§ **DATA FOR THIS TASK**
☆ ☆ ☆

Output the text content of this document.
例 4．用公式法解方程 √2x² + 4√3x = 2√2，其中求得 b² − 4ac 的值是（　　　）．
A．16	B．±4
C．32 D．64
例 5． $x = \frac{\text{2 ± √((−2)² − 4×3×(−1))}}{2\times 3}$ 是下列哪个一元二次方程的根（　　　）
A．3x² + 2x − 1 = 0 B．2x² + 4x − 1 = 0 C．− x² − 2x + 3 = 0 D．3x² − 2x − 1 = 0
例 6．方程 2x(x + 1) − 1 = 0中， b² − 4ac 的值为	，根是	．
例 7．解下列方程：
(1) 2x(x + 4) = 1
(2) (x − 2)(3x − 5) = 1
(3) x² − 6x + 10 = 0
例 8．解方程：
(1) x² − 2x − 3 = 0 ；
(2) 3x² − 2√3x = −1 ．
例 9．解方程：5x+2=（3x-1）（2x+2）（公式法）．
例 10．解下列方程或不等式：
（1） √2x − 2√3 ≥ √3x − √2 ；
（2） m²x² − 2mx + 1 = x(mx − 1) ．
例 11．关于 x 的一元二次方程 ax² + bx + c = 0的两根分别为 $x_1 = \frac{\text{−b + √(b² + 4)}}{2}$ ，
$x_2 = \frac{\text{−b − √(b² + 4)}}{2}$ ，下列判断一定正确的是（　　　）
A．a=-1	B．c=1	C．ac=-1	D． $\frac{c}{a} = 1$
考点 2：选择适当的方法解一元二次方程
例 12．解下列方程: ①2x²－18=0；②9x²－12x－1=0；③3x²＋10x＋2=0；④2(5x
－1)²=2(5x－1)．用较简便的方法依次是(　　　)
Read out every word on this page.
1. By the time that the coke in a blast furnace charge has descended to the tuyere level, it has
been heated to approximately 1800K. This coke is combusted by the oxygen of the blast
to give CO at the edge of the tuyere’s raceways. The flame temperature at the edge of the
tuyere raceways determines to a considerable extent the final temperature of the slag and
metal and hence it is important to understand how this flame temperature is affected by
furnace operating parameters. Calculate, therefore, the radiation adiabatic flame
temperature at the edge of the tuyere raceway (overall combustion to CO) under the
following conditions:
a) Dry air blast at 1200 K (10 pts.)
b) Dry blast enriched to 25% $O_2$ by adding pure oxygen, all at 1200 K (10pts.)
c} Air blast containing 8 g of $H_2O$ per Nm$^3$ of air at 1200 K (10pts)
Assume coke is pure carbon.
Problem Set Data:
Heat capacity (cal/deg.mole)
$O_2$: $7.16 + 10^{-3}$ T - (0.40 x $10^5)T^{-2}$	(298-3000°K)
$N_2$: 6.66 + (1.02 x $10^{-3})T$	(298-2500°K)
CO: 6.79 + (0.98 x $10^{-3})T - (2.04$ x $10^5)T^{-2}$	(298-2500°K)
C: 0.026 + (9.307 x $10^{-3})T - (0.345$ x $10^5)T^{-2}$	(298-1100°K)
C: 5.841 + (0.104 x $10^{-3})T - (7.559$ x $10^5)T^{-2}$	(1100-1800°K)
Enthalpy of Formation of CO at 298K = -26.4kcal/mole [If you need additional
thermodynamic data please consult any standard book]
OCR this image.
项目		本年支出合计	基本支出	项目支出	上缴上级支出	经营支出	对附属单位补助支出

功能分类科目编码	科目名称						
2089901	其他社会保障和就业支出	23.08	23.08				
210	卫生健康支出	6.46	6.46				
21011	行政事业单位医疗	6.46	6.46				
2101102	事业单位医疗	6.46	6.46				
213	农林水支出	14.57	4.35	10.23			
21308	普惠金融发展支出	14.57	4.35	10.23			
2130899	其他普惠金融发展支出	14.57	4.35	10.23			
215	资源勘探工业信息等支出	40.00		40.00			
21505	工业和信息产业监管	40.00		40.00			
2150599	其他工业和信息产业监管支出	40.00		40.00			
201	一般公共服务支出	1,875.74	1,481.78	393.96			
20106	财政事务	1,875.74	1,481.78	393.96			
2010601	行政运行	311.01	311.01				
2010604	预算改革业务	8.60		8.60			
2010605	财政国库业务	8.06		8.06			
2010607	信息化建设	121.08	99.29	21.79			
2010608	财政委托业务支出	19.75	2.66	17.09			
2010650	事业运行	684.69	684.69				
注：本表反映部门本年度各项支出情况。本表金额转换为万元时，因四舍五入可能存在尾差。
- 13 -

☆ ☆ ☆

Using the listing above, pull out all lines that hold the word "flame".

§ **FINISHED TASK**
to give CO at the edge of the tuyere’s raceways. The flame temperature at the edge of the
metal and hence it is important to understand how this flame temperature is affected by
furnace operating parameters. Calculate, therefore, the radiation adiabatic flame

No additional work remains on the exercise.